_To be done_.
Look at the entries below and reproduce them exactly.
* start Supplied material *
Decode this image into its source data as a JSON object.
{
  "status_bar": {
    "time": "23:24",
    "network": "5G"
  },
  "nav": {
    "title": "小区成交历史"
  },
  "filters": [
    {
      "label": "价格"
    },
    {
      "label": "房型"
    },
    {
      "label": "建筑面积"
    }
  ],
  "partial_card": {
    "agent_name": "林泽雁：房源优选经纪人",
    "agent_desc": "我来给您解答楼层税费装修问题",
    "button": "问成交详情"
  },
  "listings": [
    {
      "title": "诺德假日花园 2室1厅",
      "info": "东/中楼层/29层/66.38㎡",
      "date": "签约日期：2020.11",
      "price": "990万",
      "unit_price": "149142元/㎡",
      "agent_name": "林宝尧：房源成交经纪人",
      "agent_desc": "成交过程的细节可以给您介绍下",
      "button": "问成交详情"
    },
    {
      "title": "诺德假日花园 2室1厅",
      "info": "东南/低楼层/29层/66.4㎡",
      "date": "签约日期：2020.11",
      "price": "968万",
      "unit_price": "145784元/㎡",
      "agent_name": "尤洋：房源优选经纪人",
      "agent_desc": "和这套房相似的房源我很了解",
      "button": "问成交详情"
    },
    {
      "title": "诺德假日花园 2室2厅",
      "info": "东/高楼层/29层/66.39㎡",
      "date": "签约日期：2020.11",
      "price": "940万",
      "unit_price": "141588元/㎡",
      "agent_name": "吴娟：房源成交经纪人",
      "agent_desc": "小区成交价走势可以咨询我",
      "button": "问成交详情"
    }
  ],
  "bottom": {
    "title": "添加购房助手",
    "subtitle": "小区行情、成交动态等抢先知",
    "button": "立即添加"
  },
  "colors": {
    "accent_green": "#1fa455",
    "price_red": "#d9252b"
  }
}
* end Supplied material *
_Response to the exercise_.
Decode this image into its source data as a JSON object.
{
  "status_bar": {
    "time": "23:24",
    "network": "5G"
  },
  "nav": {
    "title": "小区成交历史"
  },
  "filters": [
    {
      "label": "价格"
    },
    {
      "label": "房型"
    },
    {
      "label": "建筑面积"
    }
  ],
  "partial_card": {
    "agent_name": "林泽雁：房源优选经纪人",
    "agent_desc": "我来给您解答楼层税费装修问题",
    "button": "问成交详情"
  },
  "listings": [
    {
      "title": "诺德假日花园 2室1厅",
      "info": "东/中楼层/29层/66.38㎡",
      "date": "签约日期：2020.11",
      "price": "990万",
      "unit_price": "149142元/㎡",
      "agent_name": "林宝尧：房源成交经纪人",
      "agent_desc": "成交过程的细节可以给您介绍下",
      "button": "问成交详情"
    },
    {
      "title": "诺德假日花园 2室1厅",
      "info": "东南/低楼层/29层/66.4㎡",
      "date": "签约日期：2020.11",
      "price": "968万",
      "unit_price": "145784元/㎡",
      "agent_name": "尤洋：房源优选经纪人",
      "agent_desc": "和这套房相似的房源我很了解",
      "button": "问成交详情"
    },
    {
      "title": "诺德假日花园 2室2厅",
      "info": "东/高楼层/29层/66.39㎡",
      "date": "签约日期：2020.11",
      "price": "940万",
      "unit_price": "141588元/㎡",
      "agent_name": "吴娟：房源成交经纪人",
      "agent_desc": "小区成交价走势可以咨询我",
      "button": "问成交详情"
    }
  ],
  "bottom": {
    "title": "添加购房助手",
    "subtitle": "小区行情、成交动态等抢先知",
    "button": "立即添加"
  },
  "colors": {
    "accent_green": "#1fa455",
    "price_red": "#d9252b"
  }
}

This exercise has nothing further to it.